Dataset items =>
————
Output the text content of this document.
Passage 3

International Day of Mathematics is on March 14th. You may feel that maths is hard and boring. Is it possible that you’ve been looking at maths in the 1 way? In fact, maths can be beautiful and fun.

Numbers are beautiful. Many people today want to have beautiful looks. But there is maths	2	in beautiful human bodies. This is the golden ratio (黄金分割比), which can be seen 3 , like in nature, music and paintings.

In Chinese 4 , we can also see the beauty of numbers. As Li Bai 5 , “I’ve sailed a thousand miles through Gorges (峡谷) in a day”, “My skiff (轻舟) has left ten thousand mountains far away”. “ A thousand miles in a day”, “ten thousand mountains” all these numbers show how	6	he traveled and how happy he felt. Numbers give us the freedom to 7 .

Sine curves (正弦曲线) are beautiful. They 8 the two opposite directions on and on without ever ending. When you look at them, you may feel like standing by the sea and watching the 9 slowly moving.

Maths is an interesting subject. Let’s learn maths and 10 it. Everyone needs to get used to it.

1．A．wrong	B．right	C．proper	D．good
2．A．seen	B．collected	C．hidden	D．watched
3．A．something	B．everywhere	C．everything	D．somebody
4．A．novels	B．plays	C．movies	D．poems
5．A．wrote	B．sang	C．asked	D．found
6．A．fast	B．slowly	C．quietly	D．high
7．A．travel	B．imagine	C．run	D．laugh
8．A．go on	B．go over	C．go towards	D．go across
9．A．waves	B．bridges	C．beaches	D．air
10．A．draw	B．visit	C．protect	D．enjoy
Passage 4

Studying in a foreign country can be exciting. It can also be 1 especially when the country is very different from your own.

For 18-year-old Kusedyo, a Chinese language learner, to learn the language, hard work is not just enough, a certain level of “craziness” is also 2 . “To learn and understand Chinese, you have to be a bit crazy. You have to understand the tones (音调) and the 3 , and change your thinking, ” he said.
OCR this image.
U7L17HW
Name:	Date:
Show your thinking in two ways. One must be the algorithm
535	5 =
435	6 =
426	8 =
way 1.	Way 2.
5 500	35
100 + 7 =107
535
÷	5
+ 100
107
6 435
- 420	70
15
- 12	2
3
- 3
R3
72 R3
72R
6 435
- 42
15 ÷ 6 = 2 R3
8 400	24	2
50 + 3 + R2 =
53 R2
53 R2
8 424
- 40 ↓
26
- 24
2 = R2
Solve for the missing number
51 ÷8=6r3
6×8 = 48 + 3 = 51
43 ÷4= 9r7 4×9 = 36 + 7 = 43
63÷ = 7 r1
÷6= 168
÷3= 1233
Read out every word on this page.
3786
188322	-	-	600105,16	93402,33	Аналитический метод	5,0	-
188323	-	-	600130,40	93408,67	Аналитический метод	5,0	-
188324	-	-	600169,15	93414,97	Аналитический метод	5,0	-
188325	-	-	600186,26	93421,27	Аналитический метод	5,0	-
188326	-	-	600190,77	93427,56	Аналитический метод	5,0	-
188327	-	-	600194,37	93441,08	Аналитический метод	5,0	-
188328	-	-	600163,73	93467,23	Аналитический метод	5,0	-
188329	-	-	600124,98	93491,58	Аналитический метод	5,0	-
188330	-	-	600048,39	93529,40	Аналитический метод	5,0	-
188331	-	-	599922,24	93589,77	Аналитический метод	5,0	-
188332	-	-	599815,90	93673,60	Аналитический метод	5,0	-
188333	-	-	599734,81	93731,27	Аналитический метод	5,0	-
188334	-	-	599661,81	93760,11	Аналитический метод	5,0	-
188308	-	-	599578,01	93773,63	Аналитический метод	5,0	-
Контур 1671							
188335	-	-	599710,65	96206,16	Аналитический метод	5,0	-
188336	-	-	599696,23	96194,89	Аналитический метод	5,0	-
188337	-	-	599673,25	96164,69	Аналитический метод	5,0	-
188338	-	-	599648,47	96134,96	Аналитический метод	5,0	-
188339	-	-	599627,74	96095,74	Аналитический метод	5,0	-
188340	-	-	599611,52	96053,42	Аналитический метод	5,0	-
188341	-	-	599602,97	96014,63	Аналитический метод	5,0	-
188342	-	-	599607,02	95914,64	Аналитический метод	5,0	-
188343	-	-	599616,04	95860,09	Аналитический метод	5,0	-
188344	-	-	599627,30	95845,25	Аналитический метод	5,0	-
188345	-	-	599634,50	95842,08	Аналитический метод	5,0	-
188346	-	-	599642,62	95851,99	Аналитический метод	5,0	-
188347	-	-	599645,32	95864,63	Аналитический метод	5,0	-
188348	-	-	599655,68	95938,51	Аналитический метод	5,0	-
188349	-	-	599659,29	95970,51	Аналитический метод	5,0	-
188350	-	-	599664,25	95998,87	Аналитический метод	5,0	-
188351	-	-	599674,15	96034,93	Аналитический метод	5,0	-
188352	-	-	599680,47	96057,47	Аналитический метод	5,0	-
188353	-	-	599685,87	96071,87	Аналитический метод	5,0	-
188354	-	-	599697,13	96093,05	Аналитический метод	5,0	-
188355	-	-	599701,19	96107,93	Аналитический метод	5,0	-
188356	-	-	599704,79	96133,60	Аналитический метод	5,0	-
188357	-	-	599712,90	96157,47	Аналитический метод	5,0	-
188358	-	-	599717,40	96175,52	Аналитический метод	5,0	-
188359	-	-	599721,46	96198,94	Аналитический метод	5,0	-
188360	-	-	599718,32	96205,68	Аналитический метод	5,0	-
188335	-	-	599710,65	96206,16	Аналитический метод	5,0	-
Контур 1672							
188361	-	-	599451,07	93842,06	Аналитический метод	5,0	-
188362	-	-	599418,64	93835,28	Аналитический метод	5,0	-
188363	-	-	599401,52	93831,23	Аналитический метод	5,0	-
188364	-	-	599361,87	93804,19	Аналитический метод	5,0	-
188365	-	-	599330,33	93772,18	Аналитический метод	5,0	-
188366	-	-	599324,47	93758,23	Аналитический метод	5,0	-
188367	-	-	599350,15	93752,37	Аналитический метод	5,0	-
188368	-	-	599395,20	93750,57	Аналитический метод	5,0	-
————
From the entries above, copy every line that holds the word "have".

Numbers are beautiful. Many people today want to have beautiful looks. But there is maths	2	in beautiful human bodies. This is the golden ratio (黄金分割比), which can be seen 3 , like in nature, music and paintings.
For 18-year-old Kusedyo, a Chinese language learner, to learn the language, hard work is not just enough, a certain level of “craziness” is also 2 . “To learn and understand Chinese, you have to be a bit crazy. You have to understand the tones (音调) and the 3 , and change your thinking, ” he said.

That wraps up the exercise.